AIM: The answer is one number: how many lines hold the string "Budapesten".
● ● ● ● ● ● ●
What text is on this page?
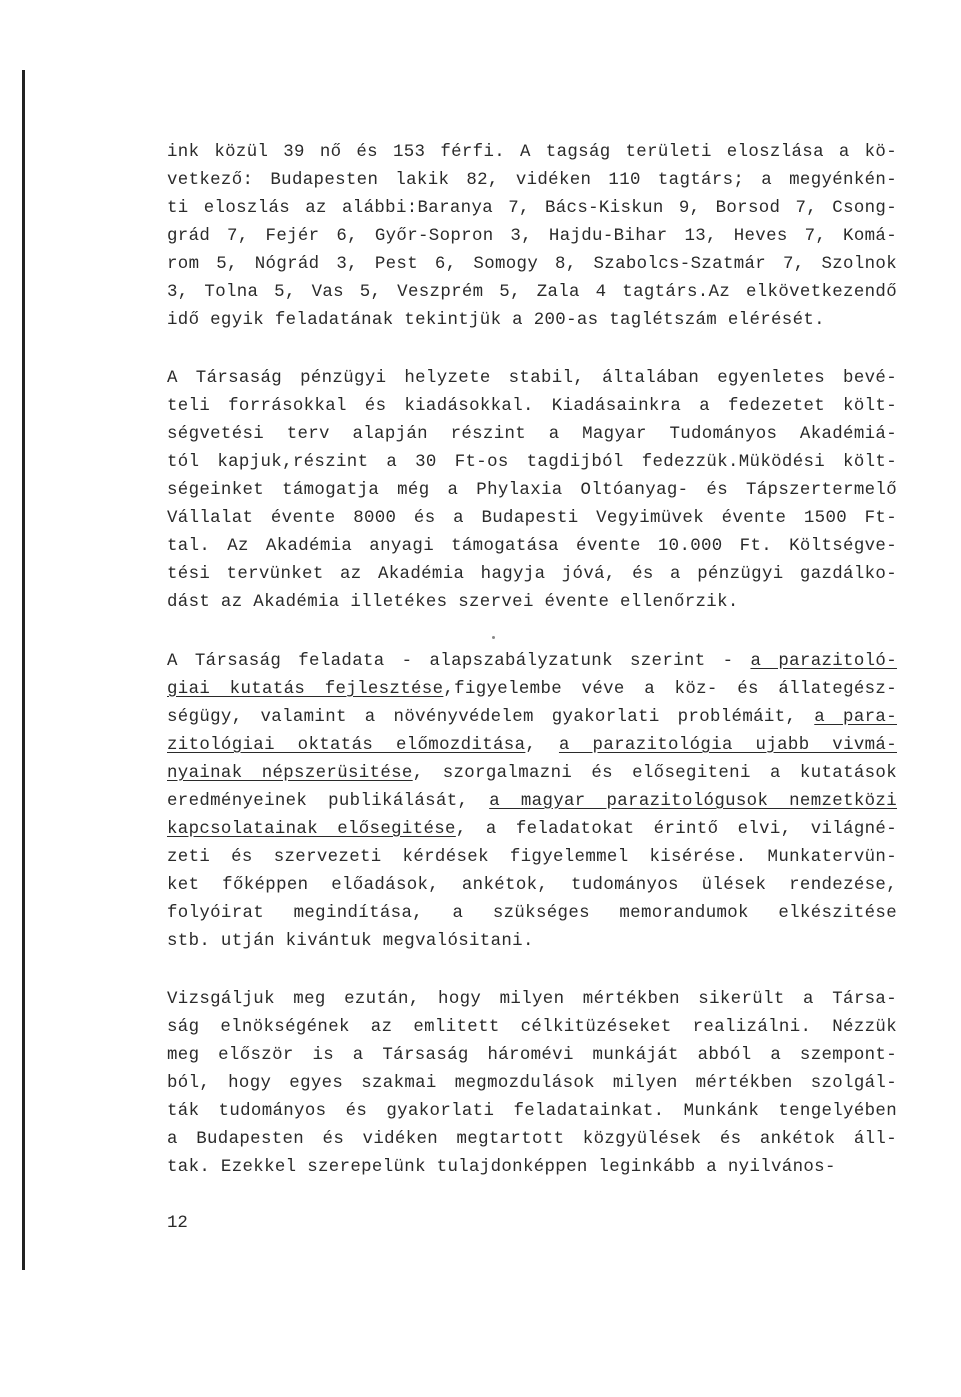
ink közül 39 nő és 153 férfi. A tagság területi eloszlása a kö-
vetkező: Budapesten lakik 82, vidéken 110 tagtárs; a megyénkén-
ti eloszlás az alábbi:Baranya 7, Bács-Kiskun 9, Borsod 7, Csong-
grád 7, Fejér 6, Győr-Sopron 3, Hajdu-Bihar 13, Heves 7, Komá-
rom 5, Nógrád 3, Pest 6, Somogy 8, Szabolcs-Szatmár 7, Szolnok
3, Tolna 5, Vas 5, Veszprém 5, Zala 4 tagtárs.Az elkövetkezendő
idő egyik feladatának tekintjük a 200-as taglétszám elérését.
A Társaság pénzügyi helyzete stabil, általában egyenletes bevé-
teli forrásokkal és kiadásokkal. Kiadásainkra a fedezetet költ-
ségvetési terv alapján részint a Magyar Tudományos Akadémiá-
tól kapjuk,részint a 30 Ft-os tagdijból fedezzük.Müködési költ-
ségeinket támogatja még a Phylaxia Oltóanyag- és Tápszertermelő
Vállalat évente 8000 és a Budapesti Vegyimüvek évente 1500 Ft-
tal. Az Akadémia anyagi támogatása évente 10.000 Ft. Költségve-
tési tervünket az Akadémia hagyja jóvá, és a pénzügyi gazdálko-
dást az Akadémia illetékes szervei évente ellenőrzik.
A Társaság feladata - alapszabályzatunk szerint - a parazitoló-
giai kutatás fejlesztése,figyelembe véve a köz- és állategész-
ségügy, valamint a növényvédelem gyakorlati problémáit, a para-
zitológiai oktatás előmozditása, a parazitológia ujabb vivmá-
nyainak népszerüsitése, szorgalmazni és elősegiteni a kutatások
eredményeinek publikálását, a magyar parazitológusok nemzetközi
kapcsolatainak elősegitése, a feladatokat érintő elvi, világné-
zeti és szervezeti kérdések figyelemmel kisérése. Munkatervün-
ket főképpen előadások, ankétok, tudományos ülések rendezése,
folyóirat megindítása, a szükséges memorandumok elkészitése
stb. utján kivántuk megvalósitani.
Vizsgáljuk meg ezután, hogy milyen mértékben sikerült a Társa-
ság elnökségének az emlitett célkitüzéseket realizálni. Nézzük
meg először is a Társaság háromévi munkáját abból a szempont-
ból, hogy egyes szakmai megmozdulások milyen mértékben szolgál-
ták tudományos és gyakorlati feladatainkat. Munkánk tengelyében
a Budapesten és vidéken megtartott közgyülések és ankétok áll-
tak. Ezekkel szerepelünk tulajdonképpen leginkább a nyilvános-
12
● ● ● ● ● ● ●
RESPONSE: 2